> _Problem to work on_
Show every line of the records below that contains the word "James".

> _Records shown_
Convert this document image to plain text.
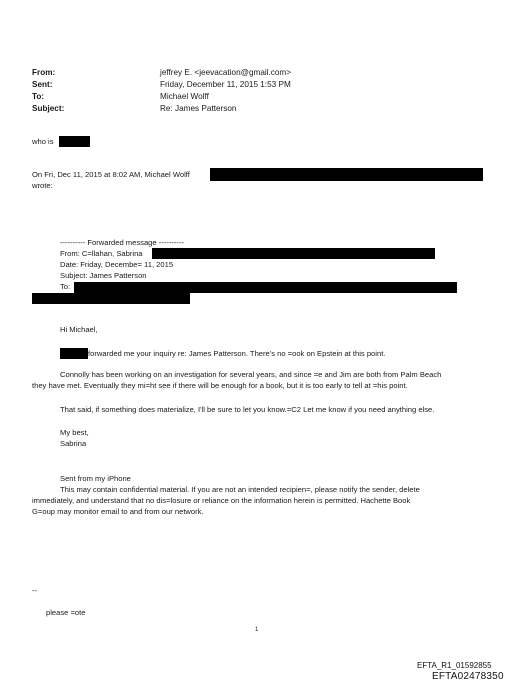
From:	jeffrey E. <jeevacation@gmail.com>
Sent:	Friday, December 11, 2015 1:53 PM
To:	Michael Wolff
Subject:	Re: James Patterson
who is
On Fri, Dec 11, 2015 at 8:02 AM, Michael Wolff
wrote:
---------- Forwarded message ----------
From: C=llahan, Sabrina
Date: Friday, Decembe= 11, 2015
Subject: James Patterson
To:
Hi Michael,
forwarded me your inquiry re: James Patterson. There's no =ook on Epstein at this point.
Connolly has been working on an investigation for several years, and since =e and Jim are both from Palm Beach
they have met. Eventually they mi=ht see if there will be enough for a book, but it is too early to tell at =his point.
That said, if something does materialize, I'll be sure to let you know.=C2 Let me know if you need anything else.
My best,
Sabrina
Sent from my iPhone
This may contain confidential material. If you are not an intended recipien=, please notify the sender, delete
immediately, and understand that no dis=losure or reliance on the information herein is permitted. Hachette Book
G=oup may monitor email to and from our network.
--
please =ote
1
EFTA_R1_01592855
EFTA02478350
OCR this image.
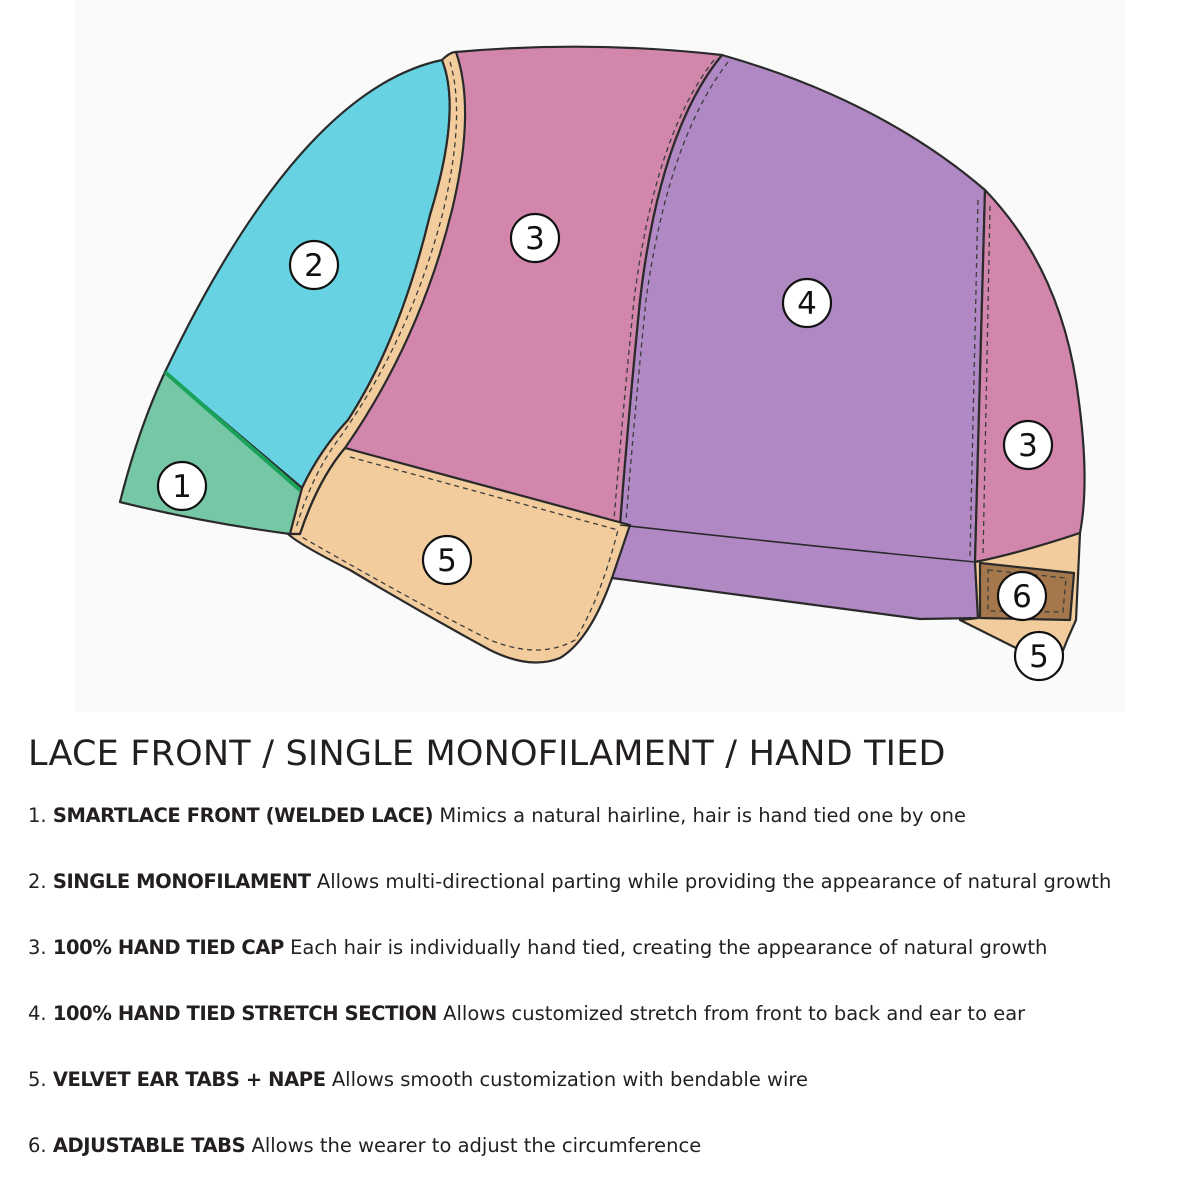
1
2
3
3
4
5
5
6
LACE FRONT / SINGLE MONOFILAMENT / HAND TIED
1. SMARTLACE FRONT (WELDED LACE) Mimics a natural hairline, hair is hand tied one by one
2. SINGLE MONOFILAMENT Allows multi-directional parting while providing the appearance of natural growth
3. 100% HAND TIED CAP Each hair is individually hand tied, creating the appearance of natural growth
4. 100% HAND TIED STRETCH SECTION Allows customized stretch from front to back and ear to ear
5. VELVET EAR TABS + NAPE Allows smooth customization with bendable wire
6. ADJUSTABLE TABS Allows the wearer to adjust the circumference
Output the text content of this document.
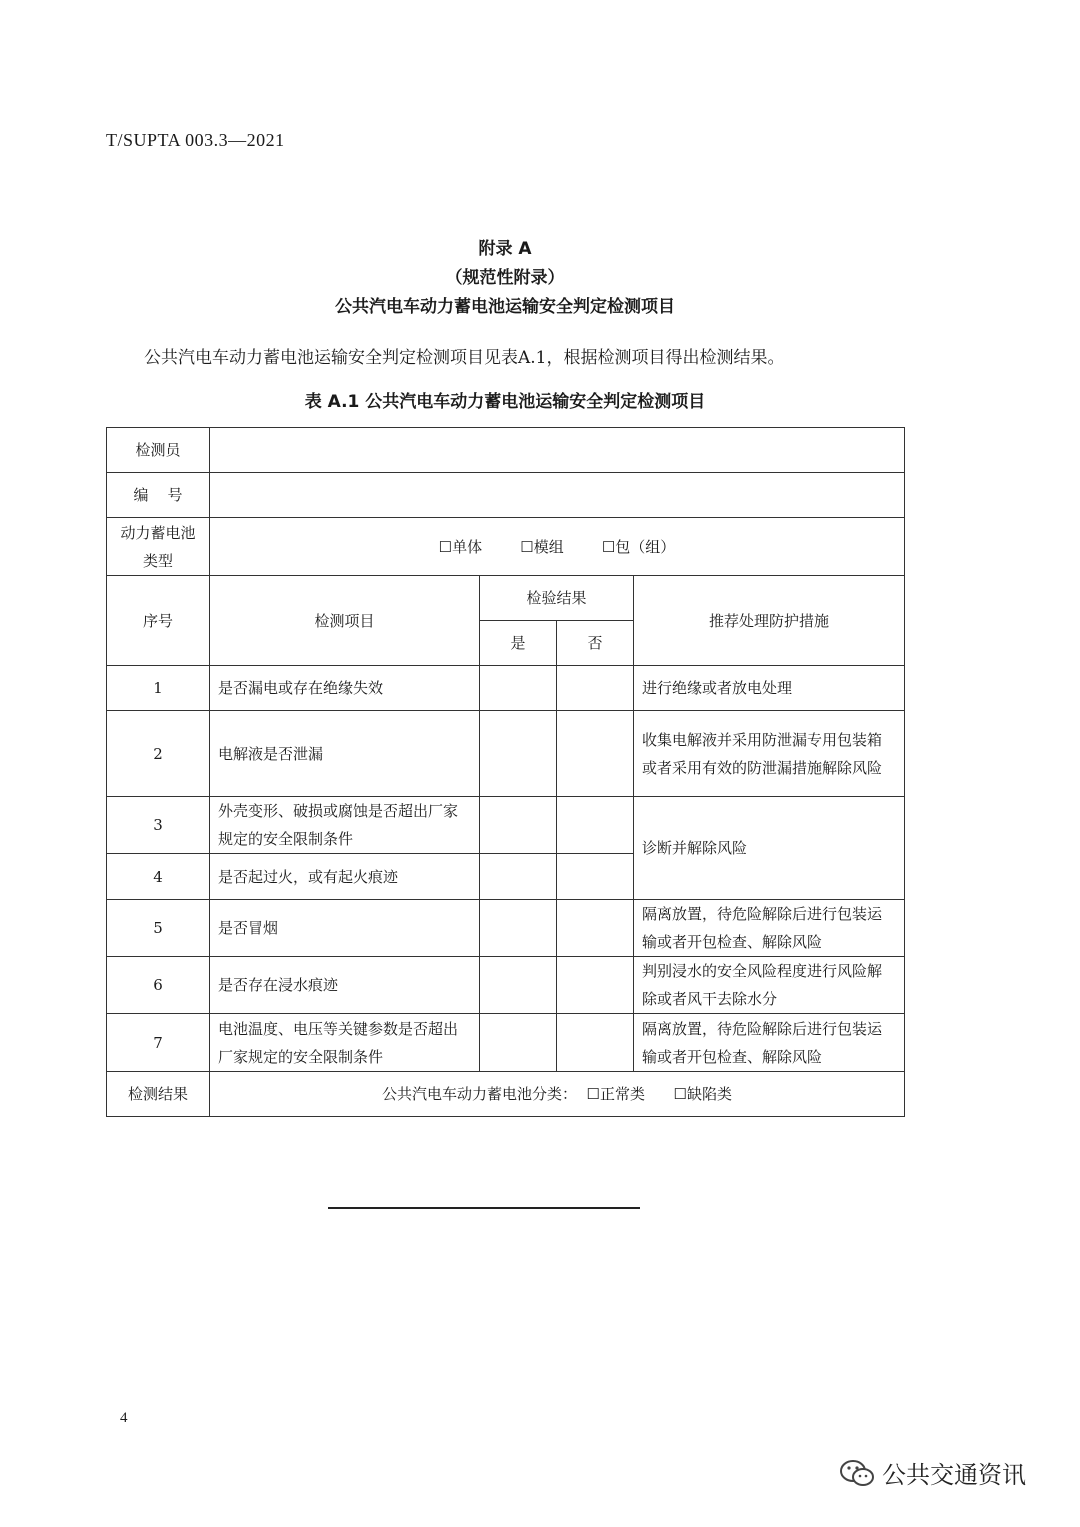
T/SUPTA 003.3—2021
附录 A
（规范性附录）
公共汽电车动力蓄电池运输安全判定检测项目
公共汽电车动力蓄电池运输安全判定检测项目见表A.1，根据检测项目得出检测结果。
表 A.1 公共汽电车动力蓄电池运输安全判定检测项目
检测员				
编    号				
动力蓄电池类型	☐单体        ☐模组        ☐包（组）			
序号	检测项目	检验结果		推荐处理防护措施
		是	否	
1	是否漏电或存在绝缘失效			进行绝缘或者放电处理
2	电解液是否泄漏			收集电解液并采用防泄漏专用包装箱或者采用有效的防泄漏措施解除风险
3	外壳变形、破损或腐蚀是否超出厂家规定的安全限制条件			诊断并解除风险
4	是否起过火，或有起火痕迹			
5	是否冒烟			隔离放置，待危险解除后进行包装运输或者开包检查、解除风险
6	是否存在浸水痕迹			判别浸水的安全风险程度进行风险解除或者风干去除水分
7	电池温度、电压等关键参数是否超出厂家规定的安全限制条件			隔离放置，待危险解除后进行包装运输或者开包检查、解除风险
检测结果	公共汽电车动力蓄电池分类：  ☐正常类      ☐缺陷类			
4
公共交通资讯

> _Exercise solution_
Subject:	Re: James Patterson
Subject: James Patterson
forwarded me your inquiry re: James Patterson. There's no =ook on Epstein at this point.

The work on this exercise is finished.